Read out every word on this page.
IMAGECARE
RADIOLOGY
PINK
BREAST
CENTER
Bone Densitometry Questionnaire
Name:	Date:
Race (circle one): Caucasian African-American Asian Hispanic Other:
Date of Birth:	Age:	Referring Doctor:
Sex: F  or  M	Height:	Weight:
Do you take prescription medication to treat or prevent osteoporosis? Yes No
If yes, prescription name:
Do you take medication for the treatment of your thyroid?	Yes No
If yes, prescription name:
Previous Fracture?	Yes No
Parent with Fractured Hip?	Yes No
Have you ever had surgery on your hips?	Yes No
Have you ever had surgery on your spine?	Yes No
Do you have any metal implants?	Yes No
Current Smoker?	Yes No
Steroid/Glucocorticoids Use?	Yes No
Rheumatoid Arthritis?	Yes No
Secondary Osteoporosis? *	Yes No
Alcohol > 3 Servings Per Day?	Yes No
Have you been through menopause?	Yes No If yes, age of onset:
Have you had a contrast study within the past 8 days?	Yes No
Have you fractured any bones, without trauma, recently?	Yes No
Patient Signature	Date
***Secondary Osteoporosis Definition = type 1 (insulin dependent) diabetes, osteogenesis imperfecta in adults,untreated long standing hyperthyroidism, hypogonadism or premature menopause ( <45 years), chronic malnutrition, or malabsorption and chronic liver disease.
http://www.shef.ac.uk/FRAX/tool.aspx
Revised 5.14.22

--------

▶ [Task to carry out] Each of the entries above needs to be given again exactly.

▶ [Task answer]
Read out every word on this page.
IMAGECARE
RADIOLOGY
PINK
BREAST
CENTER
Bone Densitometry Questionnaire
Name:	Date:
Race (circle one): Caucasian African-American Asian Hispanic Other:
Date of Birth:	Age:	Referring Doctor:
Sex: F  or  M	Height:	Weight:
Do you take prescription medication to treat or prevent osteoporosis? Yes No
If yes, prescription name:
Do you take medication for the treatment of your thyroid?	Yes No
If yes, prescription name:
Previous Fracture?	Yes No
Parent with Fractured Hip?	Yes No
Have you ever had surgery on your hips?	Yes No
Have you ever had surgery on your spine?	Yes No
Do you have any metal implants?	Yes No
Current Smoker?	Yes No
Steroid/Glucocorticoids Use?	Yes No
Rheumatoid Arthritis?	Yes No
Secondary Osteoporosis? *	Yes No
Alcohol > 3 Servings Per Day?	Yes No
Have you been through menopause?	Yes No If yes, age of onset:
Have you had a contrast study within the past 8 days?	Yes No
Have you fractured any bones, without trauma, recently?	Yes No
Patient Signature	Date
***Secondary Osteoporosis Definition = type 1 (insulin dependent) diabetes, osteogenesis imperfecta in adults,untreated long standing hyperthyroidism, hypogonadism or premature menopause ( <45 years), chronic malnutrition, or malabsorption and chronic liver disease.
http://www.shef.ac.uk/FRAX/tool.aspx
Revised 5.14.22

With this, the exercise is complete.